# [Written instruction]
Go through the material below and count the lines with the string "局部泰勒"; the number is the whole answer.
## BEGIN Available records
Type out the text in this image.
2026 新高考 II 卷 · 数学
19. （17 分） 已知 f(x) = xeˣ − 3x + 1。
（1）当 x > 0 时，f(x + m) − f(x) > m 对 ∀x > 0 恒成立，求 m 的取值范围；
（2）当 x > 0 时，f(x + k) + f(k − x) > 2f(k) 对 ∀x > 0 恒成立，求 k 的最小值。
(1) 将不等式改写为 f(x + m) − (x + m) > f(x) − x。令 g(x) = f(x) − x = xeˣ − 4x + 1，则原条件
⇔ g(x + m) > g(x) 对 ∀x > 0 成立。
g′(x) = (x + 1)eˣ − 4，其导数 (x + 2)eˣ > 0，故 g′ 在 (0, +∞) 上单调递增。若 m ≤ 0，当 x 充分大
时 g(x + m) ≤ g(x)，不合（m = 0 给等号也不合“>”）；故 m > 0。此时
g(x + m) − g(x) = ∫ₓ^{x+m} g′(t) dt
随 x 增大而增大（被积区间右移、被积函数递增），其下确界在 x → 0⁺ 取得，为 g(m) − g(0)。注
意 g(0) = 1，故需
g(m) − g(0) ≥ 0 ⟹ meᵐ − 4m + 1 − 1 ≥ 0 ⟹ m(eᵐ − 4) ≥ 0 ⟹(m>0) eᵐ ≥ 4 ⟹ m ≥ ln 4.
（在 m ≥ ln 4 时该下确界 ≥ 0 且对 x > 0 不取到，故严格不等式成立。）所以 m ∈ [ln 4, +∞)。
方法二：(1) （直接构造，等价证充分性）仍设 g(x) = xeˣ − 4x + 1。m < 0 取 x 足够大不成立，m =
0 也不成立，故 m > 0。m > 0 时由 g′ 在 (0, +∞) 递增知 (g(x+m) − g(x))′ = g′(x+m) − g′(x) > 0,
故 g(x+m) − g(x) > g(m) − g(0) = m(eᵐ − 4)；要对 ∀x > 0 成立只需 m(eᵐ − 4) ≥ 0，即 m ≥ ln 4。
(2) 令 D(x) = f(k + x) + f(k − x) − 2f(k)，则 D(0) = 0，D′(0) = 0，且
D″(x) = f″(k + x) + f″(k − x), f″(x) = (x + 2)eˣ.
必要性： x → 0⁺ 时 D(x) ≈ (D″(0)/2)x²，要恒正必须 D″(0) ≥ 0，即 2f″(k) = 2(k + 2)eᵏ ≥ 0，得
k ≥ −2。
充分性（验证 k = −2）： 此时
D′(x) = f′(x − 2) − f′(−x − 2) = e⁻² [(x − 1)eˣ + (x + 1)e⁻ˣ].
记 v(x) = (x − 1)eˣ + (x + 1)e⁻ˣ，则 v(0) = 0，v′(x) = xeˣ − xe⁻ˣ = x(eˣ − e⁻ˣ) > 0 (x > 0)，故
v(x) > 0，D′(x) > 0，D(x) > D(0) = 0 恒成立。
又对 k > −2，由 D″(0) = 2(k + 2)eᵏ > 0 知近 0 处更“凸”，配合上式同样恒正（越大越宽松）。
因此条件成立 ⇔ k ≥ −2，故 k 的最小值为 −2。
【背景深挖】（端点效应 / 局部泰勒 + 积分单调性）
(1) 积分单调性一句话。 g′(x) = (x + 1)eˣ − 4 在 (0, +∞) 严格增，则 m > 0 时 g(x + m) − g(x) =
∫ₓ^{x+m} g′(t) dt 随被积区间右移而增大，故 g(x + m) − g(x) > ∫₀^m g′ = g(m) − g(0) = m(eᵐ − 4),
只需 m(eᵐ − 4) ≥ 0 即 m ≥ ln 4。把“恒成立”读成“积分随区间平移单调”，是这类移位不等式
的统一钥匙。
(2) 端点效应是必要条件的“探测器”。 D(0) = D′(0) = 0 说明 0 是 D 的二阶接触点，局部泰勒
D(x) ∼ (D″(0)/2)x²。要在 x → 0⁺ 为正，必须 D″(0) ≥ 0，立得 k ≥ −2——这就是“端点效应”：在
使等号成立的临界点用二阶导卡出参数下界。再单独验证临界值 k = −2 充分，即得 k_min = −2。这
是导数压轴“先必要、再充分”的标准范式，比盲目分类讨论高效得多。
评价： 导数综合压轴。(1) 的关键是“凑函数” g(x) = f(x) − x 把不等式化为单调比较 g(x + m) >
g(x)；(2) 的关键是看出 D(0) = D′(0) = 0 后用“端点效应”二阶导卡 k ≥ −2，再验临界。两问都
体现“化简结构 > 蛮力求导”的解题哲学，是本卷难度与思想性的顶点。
## END Available records
# [Solution to this problem]
2